- _Rows_:
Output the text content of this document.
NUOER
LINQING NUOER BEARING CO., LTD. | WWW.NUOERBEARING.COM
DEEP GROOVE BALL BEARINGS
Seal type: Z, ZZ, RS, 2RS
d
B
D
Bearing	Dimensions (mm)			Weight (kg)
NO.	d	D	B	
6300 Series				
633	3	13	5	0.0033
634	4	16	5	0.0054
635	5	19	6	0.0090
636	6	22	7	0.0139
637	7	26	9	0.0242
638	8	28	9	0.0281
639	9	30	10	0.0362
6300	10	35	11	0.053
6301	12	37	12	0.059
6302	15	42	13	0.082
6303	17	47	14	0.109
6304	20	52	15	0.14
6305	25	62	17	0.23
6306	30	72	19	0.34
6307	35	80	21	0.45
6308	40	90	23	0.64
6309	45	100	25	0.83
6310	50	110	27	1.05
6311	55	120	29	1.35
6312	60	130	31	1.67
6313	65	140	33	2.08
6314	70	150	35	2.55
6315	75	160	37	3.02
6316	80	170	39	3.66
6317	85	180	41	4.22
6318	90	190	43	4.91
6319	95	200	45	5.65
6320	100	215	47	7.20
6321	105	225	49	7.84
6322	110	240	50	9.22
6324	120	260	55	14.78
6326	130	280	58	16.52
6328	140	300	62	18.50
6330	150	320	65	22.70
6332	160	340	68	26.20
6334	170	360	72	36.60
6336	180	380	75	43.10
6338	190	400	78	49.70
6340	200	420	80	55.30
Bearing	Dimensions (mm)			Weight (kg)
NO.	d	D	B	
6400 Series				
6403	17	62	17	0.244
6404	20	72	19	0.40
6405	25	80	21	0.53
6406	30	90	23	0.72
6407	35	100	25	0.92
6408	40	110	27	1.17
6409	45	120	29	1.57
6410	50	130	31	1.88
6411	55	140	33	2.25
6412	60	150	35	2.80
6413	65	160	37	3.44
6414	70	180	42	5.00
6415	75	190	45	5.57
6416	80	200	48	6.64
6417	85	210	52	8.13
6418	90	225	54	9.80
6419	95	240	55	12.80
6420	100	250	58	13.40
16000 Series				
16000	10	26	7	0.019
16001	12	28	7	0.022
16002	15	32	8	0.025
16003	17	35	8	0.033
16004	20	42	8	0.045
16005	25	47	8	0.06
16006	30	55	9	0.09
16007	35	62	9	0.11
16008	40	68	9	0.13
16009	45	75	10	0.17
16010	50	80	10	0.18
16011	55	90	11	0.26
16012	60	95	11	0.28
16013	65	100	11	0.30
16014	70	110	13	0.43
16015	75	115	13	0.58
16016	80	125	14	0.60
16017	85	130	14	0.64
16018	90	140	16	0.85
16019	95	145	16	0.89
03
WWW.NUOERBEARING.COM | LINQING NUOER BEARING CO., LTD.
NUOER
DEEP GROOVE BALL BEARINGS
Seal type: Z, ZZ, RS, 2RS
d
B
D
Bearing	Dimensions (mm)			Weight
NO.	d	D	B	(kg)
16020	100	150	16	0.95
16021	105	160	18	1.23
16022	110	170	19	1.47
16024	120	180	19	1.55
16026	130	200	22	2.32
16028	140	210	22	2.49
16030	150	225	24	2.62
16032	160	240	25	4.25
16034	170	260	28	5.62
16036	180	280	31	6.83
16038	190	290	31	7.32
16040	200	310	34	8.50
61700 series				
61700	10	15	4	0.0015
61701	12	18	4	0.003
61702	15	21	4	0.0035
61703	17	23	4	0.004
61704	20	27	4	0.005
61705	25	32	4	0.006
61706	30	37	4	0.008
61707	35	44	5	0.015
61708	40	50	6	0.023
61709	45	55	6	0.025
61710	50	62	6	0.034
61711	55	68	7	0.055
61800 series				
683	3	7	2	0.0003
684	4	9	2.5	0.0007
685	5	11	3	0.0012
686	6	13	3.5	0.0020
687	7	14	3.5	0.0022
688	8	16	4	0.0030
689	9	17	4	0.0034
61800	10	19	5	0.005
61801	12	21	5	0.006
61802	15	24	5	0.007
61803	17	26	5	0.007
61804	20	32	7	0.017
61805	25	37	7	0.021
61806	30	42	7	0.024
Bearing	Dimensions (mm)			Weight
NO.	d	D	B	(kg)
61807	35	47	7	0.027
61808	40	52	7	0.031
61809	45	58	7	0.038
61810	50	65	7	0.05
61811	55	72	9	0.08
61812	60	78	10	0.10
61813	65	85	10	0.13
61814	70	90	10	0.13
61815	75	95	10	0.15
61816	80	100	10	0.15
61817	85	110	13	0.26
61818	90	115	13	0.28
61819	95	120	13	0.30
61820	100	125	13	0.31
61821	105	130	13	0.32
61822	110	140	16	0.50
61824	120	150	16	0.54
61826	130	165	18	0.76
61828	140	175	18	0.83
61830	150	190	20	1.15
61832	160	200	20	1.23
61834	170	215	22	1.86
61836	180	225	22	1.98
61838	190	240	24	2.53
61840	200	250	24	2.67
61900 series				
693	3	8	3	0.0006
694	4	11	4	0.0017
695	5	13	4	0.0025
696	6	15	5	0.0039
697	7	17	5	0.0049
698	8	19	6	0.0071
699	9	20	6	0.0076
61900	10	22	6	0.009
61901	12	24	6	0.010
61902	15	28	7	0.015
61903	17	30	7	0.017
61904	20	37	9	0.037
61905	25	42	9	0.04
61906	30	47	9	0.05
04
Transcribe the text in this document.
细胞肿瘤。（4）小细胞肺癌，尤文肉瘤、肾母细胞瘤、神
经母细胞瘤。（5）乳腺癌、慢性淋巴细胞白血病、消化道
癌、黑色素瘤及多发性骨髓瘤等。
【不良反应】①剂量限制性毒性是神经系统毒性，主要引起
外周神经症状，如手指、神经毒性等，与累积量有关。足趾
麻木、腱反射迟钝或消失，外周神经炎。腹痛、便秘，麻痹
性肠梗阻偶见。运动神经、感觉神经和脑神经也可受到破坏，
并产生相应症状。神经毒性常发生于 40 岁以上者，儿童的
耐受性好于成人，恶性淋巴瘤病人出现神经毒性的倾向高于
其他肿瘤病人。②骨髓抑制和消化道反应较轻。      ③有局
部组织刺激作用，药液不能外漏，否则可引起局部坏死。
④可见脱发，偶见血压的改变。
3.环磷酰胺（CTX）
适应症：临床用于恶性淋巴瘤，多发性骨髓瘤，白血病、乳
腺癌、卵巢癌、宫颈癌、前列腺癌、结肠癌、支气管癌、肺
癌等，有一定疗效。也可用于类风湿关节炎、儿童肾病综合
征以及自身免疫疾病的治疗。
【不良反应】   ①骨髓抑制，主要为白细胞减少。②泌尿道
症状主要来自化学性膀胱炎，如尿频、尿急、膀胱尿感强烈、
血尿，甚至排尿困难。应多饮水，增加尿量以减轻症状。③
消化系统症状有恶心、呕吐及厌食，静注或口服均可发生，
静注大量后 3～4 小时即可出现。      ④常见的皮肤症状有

- _Task goal_:
Set down all of the records shown above once more, exactly.

- _Solution to this task_:
Output the text content of this document.
NUOER
LINQING NUOER BEARING CO., LTD. | WWW.NUOERBEARING.COM
DEEP GROOVE BALL BEARINGS
Seal type: Z, ZZ, RS, 2RS
d
B
D
Bearing	Dimensions (mm)			Weight (kg)
NO.	d	D	B	
6300 Series				
633	3	13	5	0.0033
634	4	16	5	0.0054
635	5	19	6	0.0090
636	6	22	7	0.0139
637	7	26	9	0.0242
638	8	28	9	0.0281
639	9	30	10	0.0362
6300	10	35	11	0.053
6301	12	37	12	0.059
6302	15	42	13	0.082
6303	17	47	14	0.109
6304	20	52	15	0.14
6305	25	62	17	0.23
6306	30	72	19	0.34
6307	35	80	21	0.45
6308	40	90	23	0.64
6309	45	100	25	0.83
6310	50	110	27	1.05
6311	55	120	29	1.35
6312	60	130	31	1.67
6313	65	140	33	2.08
6314	70	150	35	2.55
6315	75	160	37	3.02
6316	80	170	39	3.66
6317	85	180	41	4.22
6318	90	190	43	4.91
6319	95	200	45	5.65
6320	100	215	47	7.20
6321	105	225	49	7.84
6322	110	240	50	9.22
6324	120	260	55	14.78
6326	130	280	58	16.52
6328	140	300	62	18.50
6330	150	320	65	22.70
6332	160	340	68	26.20
6334	170	360	72	36.60
6336	180	380	75	43.10
6338	190	400	78	49.70
6340	200	420	80	55.30
Bearing	Dimensions (mm)			Weight (kg)
NO.	d	D	B	
6400 Series				
6403	17	62	17	0.244
6404	20	72	19	0.40
6405	25	80	21	0.53
6406	30	90	23	0.72
6407	35	100	25	0.92
6408	40	110	27	1.17
6409	45	120	29	1.57
6410	50	130	31	1.88
6411	55	140	33	2.25
6412	60	150	35	2.80
6413	65	160	37	3.44
6414	70	180	42	5.00
6415	75	190	45	5.57
6416	80	200	48	6.64
6417	85	210	52	8.13
6418	90	225	54	9.80
6419	95	240	55	12.80
6420	100	250	58	13.40
16000 Series				
16000	10	26	7	0.019
16001	12	28	7	0.022
16002	15	32	8	0.025
16003	17	35	8	0.033
16004	20	42	8	0.045
16005	25	47	8	0.06
16006	30	55	9	0.09
16007	35	62	9	0.11
16008	40	68	9	0.13
16009	45	75	10	0.17
16010	50	80	10	0.18
16011	55	90	11	0.26
16012	60	95	11	0.28
16013	65	100	11	0.30
16014	70	110	13	0.43
16015	75	115	13	0.58
16016	80	125	14	0.60
16017	85	130	14	0.64
16018	90	140	16	0.85
16019	95	145	16	0.89
03
WWW.NUOERBEARING.COM | LINQING NUOER BEARING CO., LTD.
NUOER
DEEP GROOVE BALL BEARINGS
Seal type: Z, ZZ, RS, 2RS
d
B
D
Bearing	Dimensions (mm)			Weight
NO.	d	D	B	(kg)
16020	100	150	16	0.95
16021	105	160	18	1.23
16022	110	170	19	1.47
16024	120	180	19	1.55
16026	130	200	22	2.32
16028	140	210	22	2.49
16030	150	225	24	2.62
16032	160	240	25	4.25
16034	170	260	28	5.62
16036	180	280	31	6.83
16038	190	290	31	7.32
16040	200	310	34	8.50
61700 series				
61700	10	15	4	0.0015
61701	12	18	4	0.003
61702	15	21	4	0.0035
61703	17	23	4	0.004
61704	20	27	4	0.005
61705	25	32	4	0.006
61706	30	37	4	0.008
61707	35	44	5	0.015
61708	40	50	6	0.023
61709	45	55	6	0.025
61710	50	62	6	0.034
61711	55	68	7	0.055
61800 series				
683	3	7	2	0.0003
684	4	9	2.5	0.0007
685	5	11	3	0.0012
686	6	13	3.5	0.0020
687	7	14	3.5	0.0022
688	8	16	4	0.0030
689	9	17	4	0.0034
61800	10	19	5	0.005
61801	12	21	5	0.006
61802	15	24	5	0.007
61803	17	26	5	0.007
61804	20	32	7	0.017
61805	25	37	7	0.021
61806	30	42	7	0.024
Bearing	Dimensions (mm)			Weight
NO.	d	D	B	(kg)
61807	35	47	7	0.027
61808	40	52	7	0.031
61809	45	58	7	0.038
61810	50	65	7	0.05
61811	55	72	9	0.08
61812	60	78	10	0.10
61813	65	85	10	0.13
61814	70	90	10	0.13
61815	75	95	10	0.15
61816	80	100	10	0.15
61817	85	110	13	0.26
61818	90	115	13	0.28
61819	95	120	13	0.30
61820	100	125	13	0.31
61821	105	130	13	0.32
61822	110	140	16	0.50
61824	120	150	16	0.54
61826	130	165	18	0.76
61828	140	175	18	0.83
61830	150	190	20	1.15
61832	160	200	20	1.23
61834	170	215	22	1.86
61836	180	225	22	1.98
61838	190	240	24	2.53
61840	200	250	24	2.67
61900 series				
693	3	8	3	0.0006
694	4	11	4	0.0017
695	5	13	4	0.0025
696	6	15	5	0.0039
697	7	17	5	0.0049
698	8	19	6	0.0071
699	9	20	6	0.0076
61900	10	22	6	0.009
61901	12	24	6	0.010
61902	15	28	7	0.015
61903	17	30	7	0.017
61904	20	37	9	0.037
61905	25	42	9	0.04
61906	30	47	9	0.05
04
Transcribe the text in this document.
细胞肿瘤。（4）小细胞肺癌，尤文肉瘤、肾母细胞瘤、神
经母细胞瘤。（5）乳腺癌、慢性淋巴细胞白血病、消化道
癌、黑色素瘤及多发性骨髓瘤等。
【不良反应】①剂量限制性毒性是神经系统毒性，主要引起
外周神经症状，如手指、神经毒性等，与累积量有关。足趾
麻木、腱反射迟钝或消失，外周神经炎。腹痛、便秘，麻痹
性肠梗阻偶见。运动神经、感觉神经和脑神经也可受到破坏，
并产生相应症状。神经毒性常发生于 40 岁以上者，儿童的
耐受性好于成人，恶性淋巴瘤病人出现神经毒性的倾向高于
其他肿瘤病人。②骨髓抑制和消化道反应较轻。      ③有局
部组织刺激作用，药液不能外漏，否则可引起局部坏死。
④可见脱发，偶见血压的改变。
3.环磷酰胺（CTX）
适应症：临床用于恶性淋巴瘤，多发性骨髓瘤，白血病、乳
腺癌、卵巢癌、宫颈癌、前列腺癌、结肠癌、支气管癌、肺
癌等，有一定疗效。也可用于类风湿关节炎、儿童肾病综合
征以及自身免疫疾病的治疗。
【不良反应】   ①骨髓抑制，主要为白细胞减少。②泌尿道
症状主要来自化学性膀胱炎，如尿频、尿急、膀胱尿感强烈、
血尿，甚至排尿困难。应多饮水，增加尿量以减轻症状。③
消化系统症状有恶心、呕吐及厌食，静注或口服均可发生，
静注大量后 3～4 小时即可出现。      ④常见的皮肤症状有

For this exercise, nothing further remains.